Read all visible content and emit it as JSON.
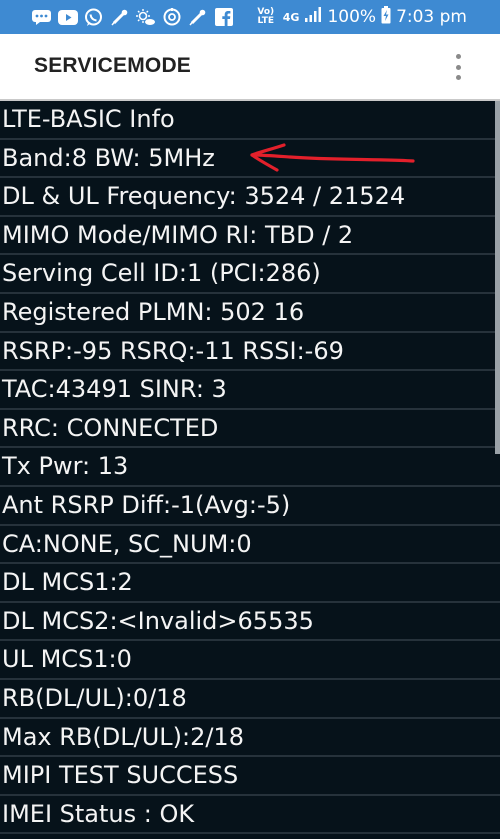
{
  "status_bar": {
    "left_icons": [
      "chat-icon",
      "youtube-icon",
      "whatsapp-icon",
      "pen-icon",
      "weather-icon",
      "sync-icon",
      "pen-icon",
      "facebook-icon"
    ],
    "volte": "Vo) LTE",
    "network": "4G",
    "battery": "100%",
    "time": "7:03 pm"
  },
  "app_bar": {
    "title": "SERVICEMODE",
    "menu_icon": "more-vert-icon"
  },
  "rows": [
    "LTE-BASIC Info",
    "Band:8 BW: 5MHz",
    "DL & UL Frequency: 3524 / 21524",
    "MIMO Mode/MIMO RI: TBD / 2",
    "Serving Cell ID:1 (PCI:286)",
    "Registered PLMN: 502 16",
    "RSRP:-95 RSRQ:-11 RSSI:-69",
    "TAC:43491 SINR: 3",
    "RRC: CONNECTED",
    "Tx Pwr: 13",
    "Ant RSRP Diff:-1(Avg:-5)",
    "CA:NONE, SC_NUM:0",
    "DL MCS1:2",
    "DL MCS2:<Invalid>65535",
    "UL MCS1:0",
    "RB(DL/UL):0/18",
    "Max RB(DL/UL):2/18",
    "MIPI TEST SUCCESS",
    "IMEI Status : OK"
  ],
  "colors": {
    "status_bar": "#3e8ad2",
    "content_bg": "#06121a",
    "annotation": "#e3202b"
  }
}
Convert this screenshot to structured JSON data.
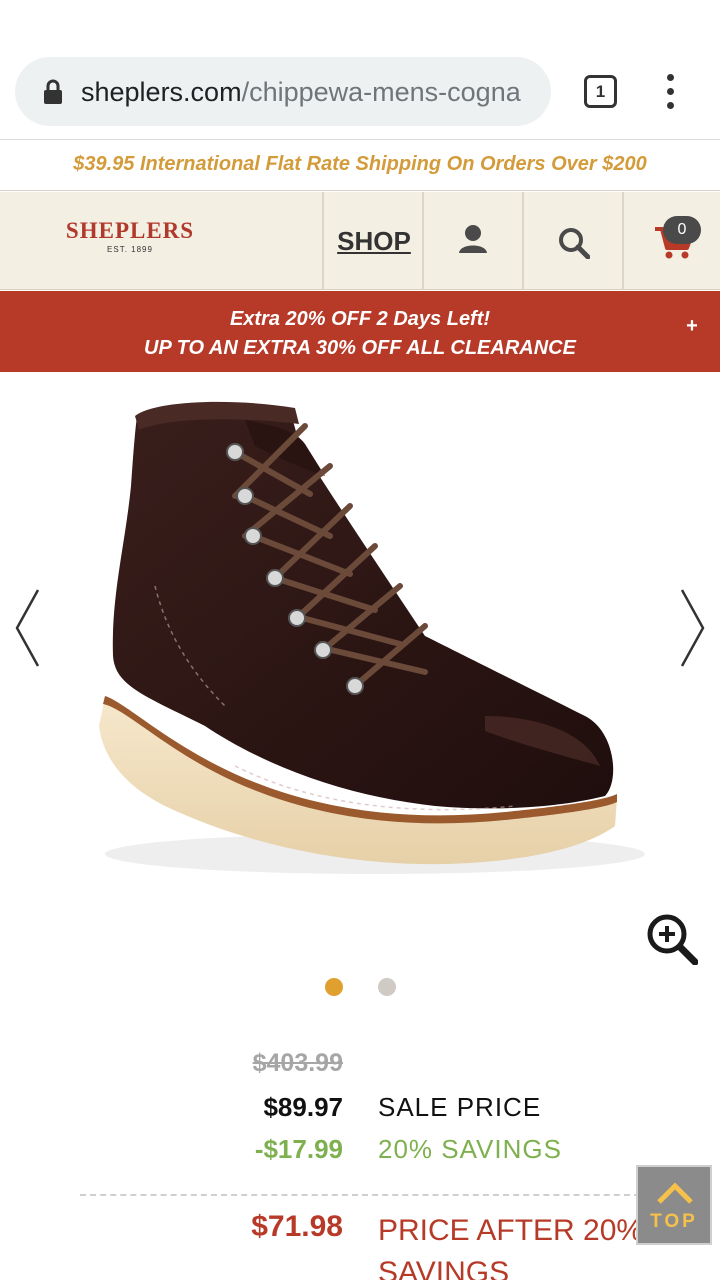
{
  "browser": {
    "url_host": "sheplers.com",
    "url_path": "/chippewa-mens-cogna",
    "tab_count": "1",
    "icons": [
      "lock-icon",
      "tabs-icon",
      "more-menu-icon"
    ]
  },
  "shipping_banner": {
    "text": "$39.95 International Flat Rate Shipping On Orders Over $200",
    "color": "#d49b3a"
  },
  "header": {
    "logo_name": "SHEPLERS",
    "logo_est": "EST. 1899",
    "shop_label": "SHOP",
    "cart_count": "0",
    "icons": [
      "account-icon",
      "search-icon",
      "cart-icon"
    ],
    "brand_color": "#b0392b"
  },
  "promo": {
    "line1": "Extra 20% OFF 2 Days Left!",
    "line2": "UP TO AN EXTRA 30% OFF ALL CLEARANCE",
    "expand_symbol": "+",
    "background": "#b73a28"
  },
  "gallery": {
    "image": "dark-brown-leather-lace-up-boot",
    "slide_count": 2,
    "active_slide": 1,
    "active_dot_color": "#e0a030",
    "inactive_dot_color": "#cfcac4",
    "icons": [
      "chevron-left-icon",
      "chevron-right-icon",
      "zoom-in-icon"
    ]
  },
  "pricing": {
    "original_price": "$403.99",
    "sale_price": "$89.97",
    "sale_label": "SALE PRICE",
    "savings_amount": "-$17.99",
    "savings_label": "20% SAVINGS",
    "final_price": "$71.98",
    "final_label": "PRICE AFTER 20% SAVINGS"
  },
  "back_to_top": {
    "label": "TOP"
  }
}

■ **TASK OBJECTIVE**: Without the pictures, output the full listing exactly as it stands.

■ **CORRECT OUTPUT**:
Read all visible content and emit it as JSON.
{
  "status_bar": {
    "left_icons": [
      "chat-icon",
      "youtube-icon",
      "whatsapp-icon",
      "pen-icon",
      "weather-icon",
      "sync-icon",
      "pen-icon",
      "facebook-icon"
    ],
    "volte": "Vo) LTE",
    "network": "4G",
    "battery": "100%",
    "time": "7:03 pm"
  },
  "app_bar": {
    "title": "SERVICEMODE",
    "menu_icon": "more-vert-icon"
  },
  "rows": [
    "LTE-BASIC Info",
    "Band:8 BW: 5MHz",
    "DL & UL Frequency: 3524 / 21524",
    "MIMO Mode/MIMO RI: TBD / 2",
    "Serving Cell ID:1 (PCI:286)",
    "Registered PLMN: 502 16",
    "RSRP:-95 RSRQ:-11 RSSI:-69",
    "TAC:43491 SINR: 3",
    "RRC: CONNECTED",
    "Tx Pwr: 13",
    "Ant RSRP Diff:-1(Avg:-5)",
    "CA:NONE, SC_NUM:0",
    "DL MCS1:2",
    "DL MCS2:<Invalid>65535",
    "UL MCS1:0",
    "RB(DL/UL):0/18",
    "Max RB(DL/UL):2/18",
    "MIPI TEST SUCCESS",
    "IMEI Status : OK"
  ],
  "colors": {
    "status_bar": "#3e8ad2",
    "content_bg": "#06121a",
    "annotation": "#e3202b"
  }
}
Convert this screenshot to structured JSON data.
{
  "browser": {
    "url_host": "sheplers.com",
    "url_path": "/chippewa-mens-cogna",
    "tab_count": "1",
    "icons": [
      "lock-icon",
      "tabs-icon",
      "more-menu-icon"
    ]
  },
  "shipping_banner": {
    "text": "$39.95 International Flat Rate Shipping On Orders Over $200",
    "color": "#d49b3a"
  },
  "header": {
    "logo_name": "SHEPLERS",
    "logo_est": "EST. 1899",
    "shop_label": "SHOP",
    "cart_count": "0",
    "icons": [
      "account-icon",
      "search-icon",
      "cart-icon"
    ],
    "brand_color": "#b0392b"
  },
  "promo": {
    "line1": "Extra 20% OFF 2 Days Left!",
    "line2": "UP TO AN EXTRA 30% OFF ALL CLEARANCE",
    "expand_symbol": "+",
    "background": "#b73a28"
  },
  "gallery": {
    "image": "dark-brown-leather-lace-up-boot",
    "slide_count": 2,
    "active_slide": 1,
    "active_dot_color": "#e0a030",
    "inactive_dot_color": "#cfcac4",
    "icons": [
      "chevron-left-icon",
      "chevron-right-icon",
      "zoom-in-icon"
    ]
  },
  "pricing": {
    "original_price": "$403.99",
    "sale_price": "$89.97",
    "sale_label": "SALE PRICE",
    "savings_amount": "-$17.99",
    "savings_label": "20% SAVINGS",
    "final_price": "$71.98",
    "final_label": "PRICE AFTER 20% SAVINGS"
  },
  "back_to_top": {
    "label": "TOP"
  }
}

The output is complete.